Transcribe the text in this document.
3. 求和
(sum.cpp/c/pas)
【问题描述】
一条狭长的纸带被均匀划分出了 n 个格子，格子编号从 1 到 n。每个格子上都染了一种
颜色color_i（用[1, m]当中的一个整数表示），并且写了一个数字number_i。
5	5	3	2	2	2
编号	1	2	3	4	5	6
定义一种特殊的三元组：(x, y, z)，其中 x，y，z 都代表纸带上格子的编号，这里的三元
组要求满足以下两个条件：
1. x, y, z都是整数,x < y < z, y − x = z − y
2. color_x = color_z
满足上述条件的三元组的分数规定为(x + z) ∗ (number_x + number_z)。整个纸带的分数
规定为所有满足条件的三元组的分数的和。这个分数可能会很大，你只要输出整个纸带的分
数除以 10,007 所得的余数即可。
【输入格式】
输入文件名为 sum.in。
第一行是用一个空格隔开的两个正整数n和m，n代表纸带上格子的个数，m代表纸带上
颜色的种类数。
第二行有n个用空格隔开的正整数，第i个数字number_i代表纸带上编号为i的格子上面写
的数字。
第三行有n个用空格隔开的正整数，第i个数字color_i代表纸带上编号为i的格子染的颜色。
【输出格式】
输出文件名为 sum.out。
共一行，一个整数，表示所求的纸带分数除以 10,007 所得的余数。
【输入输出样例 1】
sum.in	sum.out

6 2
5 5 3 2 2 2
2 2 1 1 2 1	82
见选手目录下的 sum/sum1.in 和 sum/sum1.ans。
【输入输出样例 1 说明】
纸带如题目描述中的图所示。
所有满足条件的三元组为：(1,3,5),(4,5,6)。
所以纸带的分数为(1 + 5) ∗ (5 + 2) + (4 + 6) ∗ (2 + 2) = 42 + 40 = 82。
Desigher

■ ■ ■ ■

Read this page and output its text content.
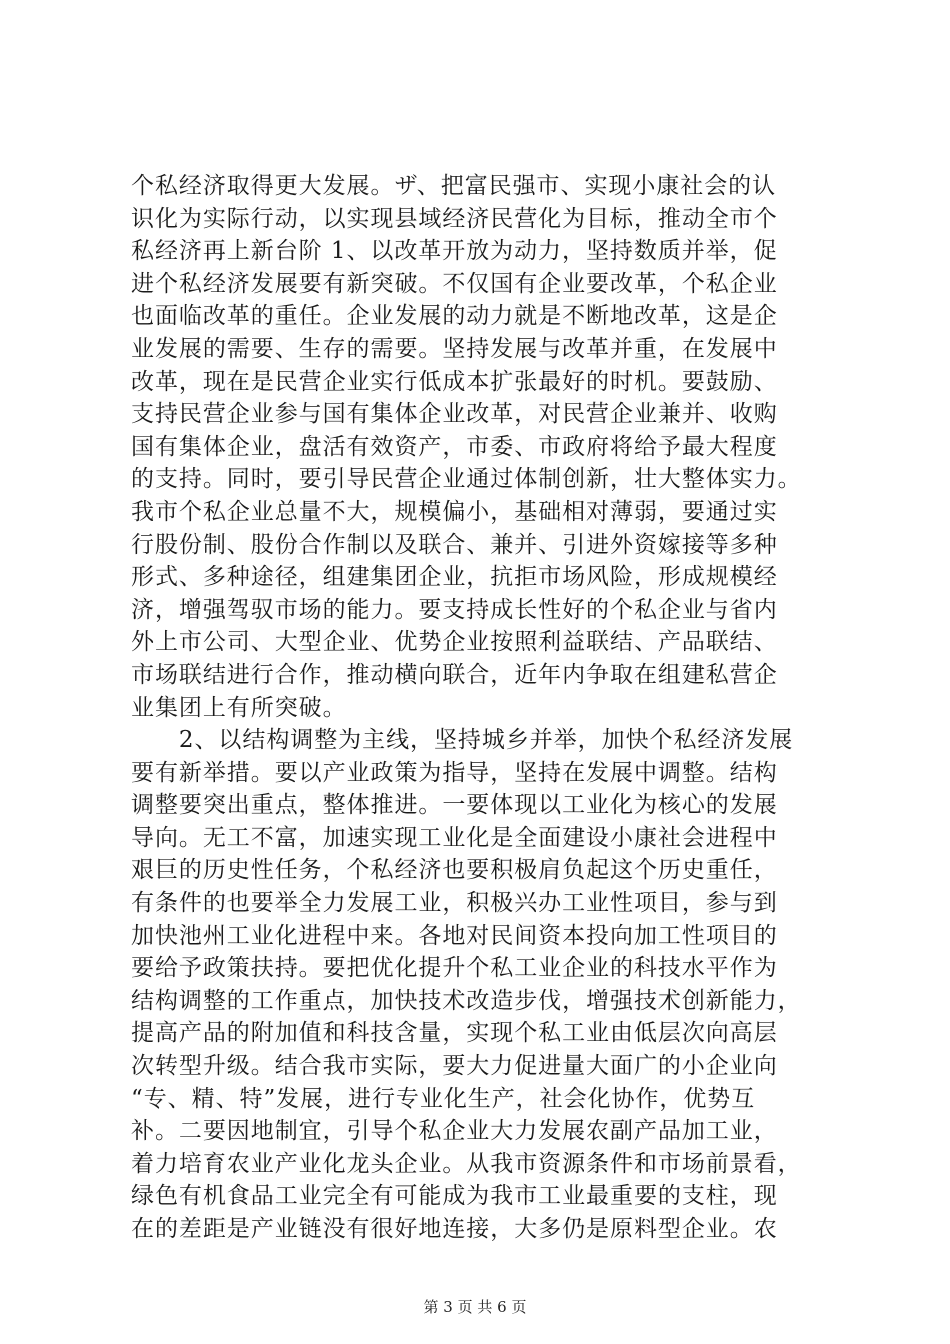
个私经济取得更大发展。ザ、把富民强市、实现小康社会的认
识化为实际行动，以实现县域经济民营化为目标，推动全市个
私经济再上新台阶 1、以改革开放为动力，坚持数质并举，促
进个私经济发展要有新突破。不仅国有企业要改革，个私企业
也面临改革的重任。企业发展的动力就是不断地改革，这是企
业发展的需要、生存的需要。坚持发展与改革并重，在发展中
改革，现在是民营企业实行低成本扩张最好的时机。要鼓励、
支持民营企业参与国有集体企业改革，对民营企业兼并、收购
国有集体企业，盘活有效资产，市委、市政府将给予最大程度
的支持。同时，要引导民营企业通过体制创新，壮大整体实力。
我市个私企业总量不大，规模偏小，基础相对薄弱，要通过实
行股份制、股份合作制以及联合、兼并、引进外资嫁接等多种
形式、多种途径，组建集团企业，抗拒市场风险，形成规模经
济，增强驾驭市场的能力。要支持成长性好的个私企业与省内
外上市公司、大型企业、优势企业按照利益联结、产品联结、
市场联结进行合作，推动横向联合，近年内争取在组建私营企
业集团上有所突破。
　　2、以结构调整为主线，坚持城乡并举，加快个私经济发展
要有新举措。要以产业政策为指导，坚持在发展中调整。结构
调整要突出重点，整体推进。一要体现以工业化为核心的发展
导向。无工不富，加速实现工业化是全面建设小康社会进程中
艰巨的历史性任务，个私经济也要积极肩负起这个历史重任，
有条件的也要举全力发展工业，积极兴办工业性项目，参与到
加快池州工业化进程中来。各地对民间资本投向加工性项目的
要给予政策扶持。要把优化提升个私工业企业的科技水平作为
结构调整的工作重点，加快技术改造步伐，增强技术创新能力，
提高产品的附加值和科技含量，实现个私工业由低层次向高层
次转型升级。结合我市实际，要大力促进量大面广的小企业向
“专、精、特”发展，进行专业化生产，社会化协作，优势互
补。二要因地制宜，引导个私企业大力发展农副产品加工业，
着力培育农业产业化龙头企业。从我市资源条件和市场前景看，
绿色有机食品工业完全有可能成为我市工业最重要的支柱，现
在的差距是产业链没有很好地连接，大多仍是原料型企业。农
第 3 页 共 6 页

■ ■ ■ ■

### DIRECTIVE
What is the number of lines in the records that contain the word "this"? Answer with the number and nothing else.

### WRITTEN ANSWER
2